[Work to do]: Reproduce the records below exactly as given.

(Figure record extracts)
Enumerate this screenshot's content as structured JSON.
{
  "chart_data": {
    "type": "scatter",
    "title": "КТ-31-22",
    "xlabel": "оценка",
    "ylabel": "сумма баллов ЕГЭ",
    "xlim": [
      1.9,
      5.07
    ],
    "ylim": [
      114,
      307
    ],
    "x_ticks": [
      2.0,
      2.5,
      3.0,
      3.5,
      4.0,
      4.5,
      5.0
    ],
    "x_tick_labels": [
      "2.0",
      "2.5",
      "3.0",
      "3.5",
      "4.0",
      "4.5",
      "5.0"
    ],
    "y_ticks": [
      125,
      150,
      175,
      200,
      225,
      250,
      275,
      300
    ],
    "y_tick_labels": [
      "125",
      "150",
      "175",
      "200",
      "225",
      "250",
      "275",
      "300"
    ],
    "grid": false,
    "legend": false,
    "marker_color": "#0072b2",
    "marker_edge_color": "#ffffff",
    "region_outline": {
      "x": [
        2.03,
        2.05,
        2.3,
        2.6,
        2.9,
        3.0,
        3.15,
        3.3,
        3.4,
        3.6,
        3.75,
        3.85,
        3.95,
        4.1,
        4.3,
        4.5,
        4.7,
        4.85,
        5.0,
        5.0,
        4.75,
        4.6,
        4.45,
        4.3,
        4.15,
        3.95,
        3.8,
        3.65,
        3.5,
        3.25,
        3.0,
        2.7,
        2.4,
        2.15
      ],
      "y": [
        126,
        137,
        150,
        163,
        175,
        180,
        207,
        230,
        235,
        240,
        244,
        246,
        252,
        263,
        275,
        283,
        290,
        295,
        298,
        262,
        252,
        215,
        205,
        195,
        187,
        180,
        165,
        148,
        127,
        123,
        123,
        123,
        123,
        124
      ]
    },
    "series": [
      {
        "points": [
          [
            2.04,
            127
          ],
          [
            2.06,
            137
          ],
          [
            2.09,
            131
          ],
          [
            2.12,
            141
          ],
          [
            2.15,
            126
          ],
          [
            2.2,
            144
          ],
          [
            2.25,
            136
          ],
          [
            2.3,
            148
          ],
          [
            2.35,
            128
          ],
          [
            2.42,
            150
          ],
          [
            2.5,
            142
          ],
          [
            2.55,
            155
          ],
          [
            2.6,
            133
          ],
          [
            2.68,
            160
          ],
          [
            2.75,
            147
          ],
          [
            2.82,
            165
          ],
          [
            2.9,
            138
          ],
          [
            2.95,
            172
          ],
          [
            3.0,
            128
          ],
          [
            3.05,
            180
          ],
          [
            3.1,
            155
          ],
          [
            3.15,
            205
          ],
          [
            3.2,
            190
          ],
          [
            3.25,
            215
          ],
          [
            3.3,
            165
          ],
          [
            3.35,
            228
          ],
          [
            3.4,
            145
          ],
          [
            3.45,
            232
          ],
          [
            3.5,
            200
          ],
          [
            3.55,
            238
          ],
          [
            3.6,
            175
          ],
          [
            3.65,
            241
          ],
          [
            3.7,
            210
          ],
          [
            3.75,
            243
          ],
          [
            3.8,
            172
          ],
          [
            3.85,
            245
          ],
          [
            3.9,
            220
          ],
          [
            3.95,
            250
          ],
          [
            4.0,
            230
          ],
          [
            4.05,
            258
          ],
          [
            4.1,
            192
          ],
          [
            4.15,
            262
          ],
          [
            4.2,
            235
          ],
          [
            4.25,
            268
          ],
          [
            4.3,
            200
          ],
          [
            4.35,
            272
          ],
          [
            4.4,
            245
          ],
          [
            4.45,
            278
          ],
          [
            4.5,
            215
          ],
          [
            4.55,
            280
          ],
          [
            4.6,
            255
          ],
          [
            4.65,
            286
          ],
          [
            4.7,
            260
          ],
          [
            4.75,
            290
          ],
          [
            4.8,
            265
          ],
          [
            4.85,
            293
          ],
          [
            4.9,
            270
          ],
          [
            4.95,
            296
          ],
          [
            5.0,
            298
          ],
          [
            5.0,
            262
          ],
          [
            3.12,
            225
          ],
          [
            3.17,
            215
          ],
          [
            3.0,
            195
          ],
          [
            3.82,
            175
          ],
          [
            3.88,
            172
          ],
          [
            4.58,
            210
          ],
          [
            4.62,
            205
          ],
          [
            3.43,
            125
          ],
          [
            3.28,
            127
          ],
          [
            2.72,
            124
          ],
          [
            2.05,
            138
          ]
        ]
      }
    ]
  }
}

[Written reply]:
Enumerate this screenshot's content as structured JSON.
{
  "chart_data": {
    "type": "scatter",
    "title": "КТ-31-22",
    "xlabel": "оценка",
    "ylabel": "сумма баллов ЕГЭ",
    "xlim": [
      1.9,
      5.07
    ],
    "ylim": [
      114,
      307
    ],
    "x_ticks": [
      2.0,
      2.5,
      3.0,
      3.5,
      4.0,
      4.5,
      5.0
    ],
    "x_tick_labels": [
      "2.0",
      "2.5",
      "3.0",
      "3.5",
      "4.0",
      "4.5",
      "5.0"
    ],
    "y_ticks": [
      125,
      150,
      175,
      200,
      225,
      250,
      275,
      300
    ],
    "y_tick_labels": [
      "125",
      "150",
      "175",
      "200",
      "225",
      "250",
      "275",
      "300"
    ],
    "grid": false,
    "legend": false,
    "marker_color": "#0072b2",
    "marker_edge_color": "#ffffff",
    "region_outline": {
      "x": [
        2.03,
        2.05,
        2.3,
        2.6,
        2.9,
        3.0,
        3.15,
        3.3,
        3.4,
        3.6,
        3.75,
        3.85,
        3.95,
        4.1,
        4.3,
        4.5,
        4.7,
        4.85,
        5.0,
        5.0,
        4.75,
        4.6,
        4.45,
        4.3,
        4.15,
        3.95,
        3.8,
        3.65,
        3.5,
        3.25,
        3.0,
        2.7,
        2.4,
        2.15
      ],
      "y": [
        126,
        137,
        150,
        163,
        175,
        180,
        207,
        230,
        235,
        240,
        244,
        246,
        252,
        263,
        275,
        283,
        290,
        295,
        298,
        262,
        252,
        215,
        205,
        195,
        187,
        180,
        165,
        148,
        127,
        123,
        123,
        123,
        123,
        124
      ]
    },
    "series": [
      {
        "points": [
          [
            2.04,
            127
          ],
          [
            2.06,
            137
          ],
          [
            2.09,
            131
          ],
          [
            2.12,
            141
          ],
          [
            2.15,
            126
          ],
          [
            2.2,
            144
          ],
          [
            2.25,
            136
          ],
          [
            2.3,
            148
          ],
          [
            2.35,
            128
          ],
          [
            2.42,
            150
          ],
          [
            2.5,
            142
          ],
          [
            2.55,
            155
          ],
          [
            2.6,
            133
          ],
          [
            2.68,
            160
          ],
          [
            2.75,
            147
          ],
          [
            2.82,
            165
          ],
          [
            2.9,
            138
          ],
          [
            2.95,
            172
          ],
          [
            3.0,
            128
          ],
          [
            3.05,
            180
          ],
          [
            3.1,
            155
          ],
          [
            3.15,
            205
          ],
          [
            3.2,
            190
          ],
          [
            3.25,
            215
          ],
          [
            3.3,
            165
          ],
          [
            3.35,
            228
          ],
          [
            3.4,
            145
          ],
          [
            3.45,
            232
          ],
          [
            3.5,
            200
          ],
          [
            3.55,
            238
          ],
          [
            3.6,
            175
          ],
          [
            3.65,
            241
          ],
          [
            3.7,
            210
          ],
          [
            3.75,
            243
          ],
          [
            3.8,
            172
          ],
          [
            3.85,
            245
          ],
          [
            3.9,
            220
          ],
          [
            3.95,
            250
          ],
          [
            4.0,
            230
          ],
          [
            4.05,
            258
          ],
          [
            4.1,
            192
          ],
          [
            4.15,
            262
          ],
          [
            4.2,
            235
          ],
          [
            4.25,
            268
          ],
          [
            4.3,
            200
          ],
          [
            4.35,
            272
          ],
          [
            4.4,
            245
          ],
          [
            4.45,
            278
          ],
          [
            4.5,
            215
          ],
          [
            4.55,
            280
          ],
          [
            4.6,
            255
          ],
          [
            4.65,
            286
          ],
          [
            4.7,
            260
          ],
          [
            4.75,
            290
          ],
          [
            4.8,
            265
          ],
          [
            4.85,
            293
          ],
          [
            4.9,
            270
          ],
          [
            4.95,
            296
          ],
          [
            5.0,
            298
          ],
          [
            5.0,
            262
          ],
          [
            3.12,
            225
          ],
          [
            3.17,
            215
          ],
          [
            3.0,
            195
          ],
          [
            3.82,
            175
          ],
          [
            3.88,
            172
          ],
          [
            4.58,
            210
          ],
          [
            4.62,
            205
          ],
          [
            3.43,
            125
          ],
          [
            3.28,
            127
          ],
          [
            2.72,
            124
          ],
          [
            2.05,
            138
          ]
        ]
      }
    ]
  }
}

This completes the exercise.